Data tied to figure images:

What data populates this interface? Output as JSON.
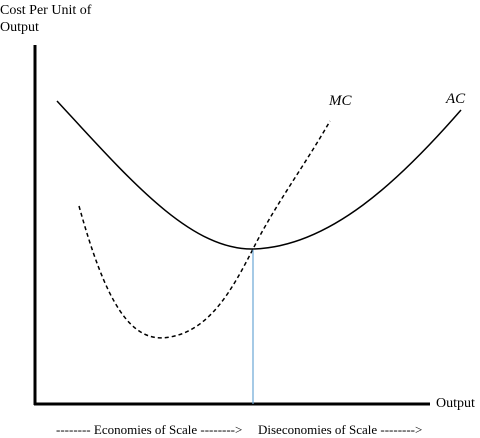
{
  "axes": {
    "y_label_line1": "Cost Per Unit of",
    "y_label_line2": "Output",
    "x_label": "Output"
  },
  "curves": {
    "mc_label": "MC",
    "ac_label": "AC"
  },
  "bottom": {
    "economies": "-------- Economies of Scale -------->",
    "diseconomies": "Diseconomies of Scale -------->"
  },
  "colors": {
    "axis": "#000000",
    "curve": "#000000",
    "min_line": "#6aa6d6"
  }
}
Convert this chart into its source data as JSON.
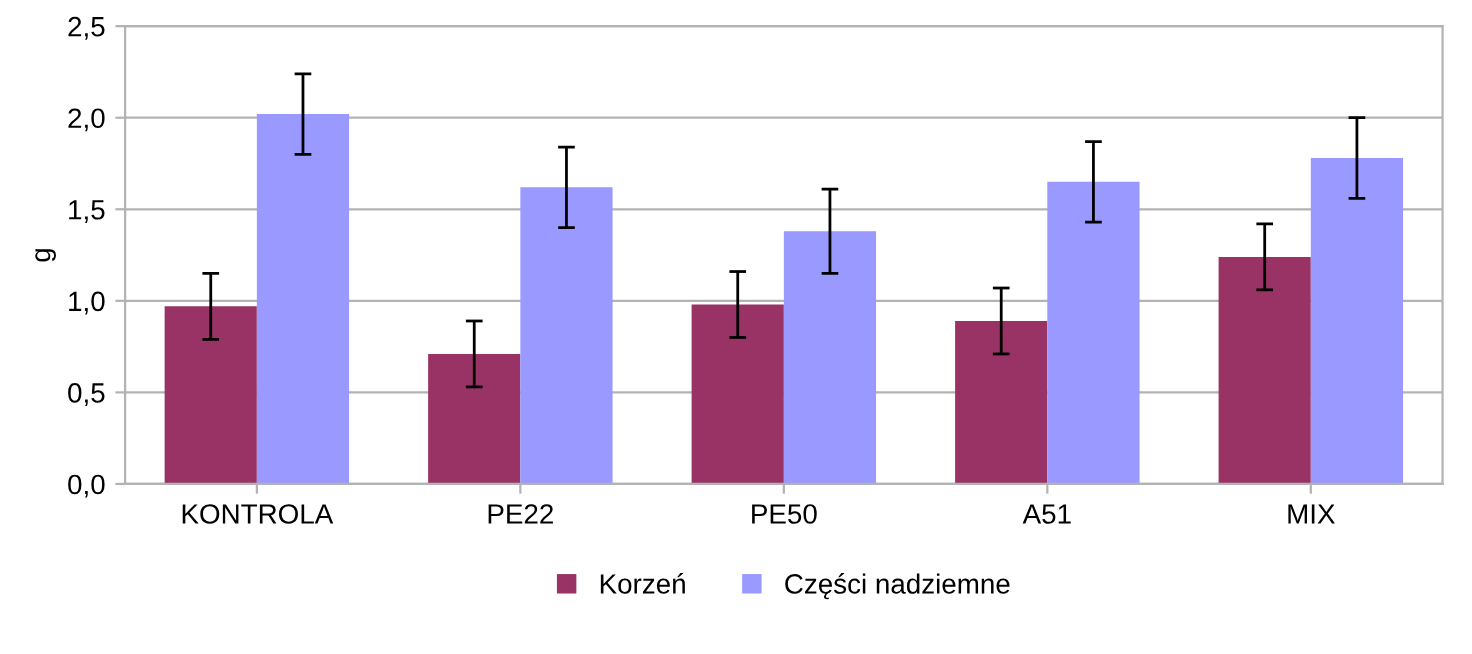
{
  "chart_data": {
    "type": "bar",
    "ylabel": "g",
    "categories": [
      "KONTROLA",
      "PE22",
      "PE50",
      "A51",
      "MIX"
    ],
    "series": [
      {
        "name": "Korzeń",
        "color": "#993366",
        "values": [
          0.97,
          0.71,
          0.98,
          0.89,
          1.24
        ],
        "errors": [
          0.18,
          0.18,
          0.18,
          0.18,
          0.18
        ]
      },
      {
        "name": "Części nadziemne",
        "color": "#9999ff",
        "values": [
          2.02,
          1.62,
          1.38,
          1.65,
          1.78
        ],
        "errors": [
          0.22,
          0.22,
          0.23,
          0.22,
          0.22
        ]
      }
    ],
    "ylim": [
      0,
      2.5
    ],
    "yticks": [
      {
        "value": 0,
        "label": "0,0"
      },
      {
        "value": 0.5,
        "label": "0,5"
      },
      {
        "value": 1,
        "label": "1,0"
      },
      {
        "value": 1.5,
        "label": "1,5"
      },
      {
        "value": 2,
        "label": "2,0"
      },
      {
        "value": 2.5,
        "label": "2,5"
      }
    ],
    "grid": "y",
    "legend": "bottom"
  }
}
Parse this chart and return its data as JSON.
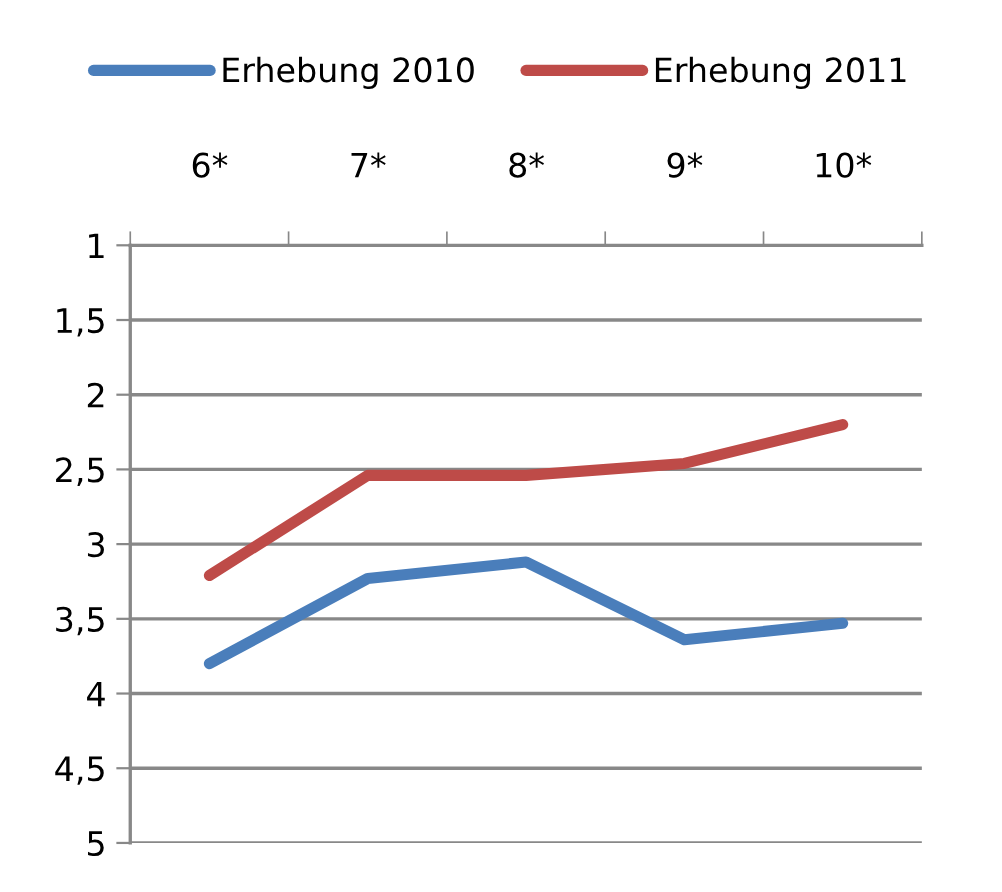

**Task objective**
Reproduce the whole listing above word for word, but not its pictures.

**Reply**
What data populates this interface? Output as JSON.
{
  "axes": {
    "y_label_line1": "Cost Per Unit of",
    "y_label_line2": "Output",
    "x_label": "Output"
  },
  "curves": {
    "mc_label": "MC",
    "ac_label": "AC"
  },
  "bottom": {
    "economies": "-------- Economies of Scale -------->",
    "diseconomies": "Diseconomies of Scale -------->"
  },
  "colors": {
    "axis": "#000000",
    "curve": "#000000",
    "min_line": "#6aa6d6"
  }
}
Convert this chart into its source data as JSON.
{
  "chart_data": {
    "type": "bar",
    "ylabel": "g",
    "categories": [
      "KONTROLA",
      "PE22",
      "PE50",
      "A51",
      "MIX"
    ],
    "series": [
      {
        "name": "Korzeń",
        "color": "#993366",
        "values": [
          0.97,
          0.71,
          0.98,
          0.89,
          1.24
        ],
        "errors": [
          0.18,
          0.18,
          0.18,
          0.18,
          0.18
        ]
      },
      {
        "name": "Części nadziemne",
        "color": "#9999ff",
        "values": [
          2.02,
          1.62,
          1.38,
          1.65,
          1.78
        ],
        "errors": [
          0.22,
          0.22,
          0.23,
          0.22,
          0.22
        ]
      }
    ],
    "ylim": [
      0,
      2.5
    ],
    "yticks": [
      {
        "value": 0,
        "label": "0,0"
      },
      {
        "value": 0.5,
        "label": "0,5"
      },
      {
        "value": 1,
        "label": "1,0"
      },
      {
        "value": 1.5,
        "label": "1,5"
      },
      {
        "value": 2,
        "label": "2,0"
      },
      {
        "value": 2.5,
        "label": "2,5"
      }
    ],
    "grid": "y",
    "legend": "bottom"
  }
}
Parse this chart and return its data as JSON.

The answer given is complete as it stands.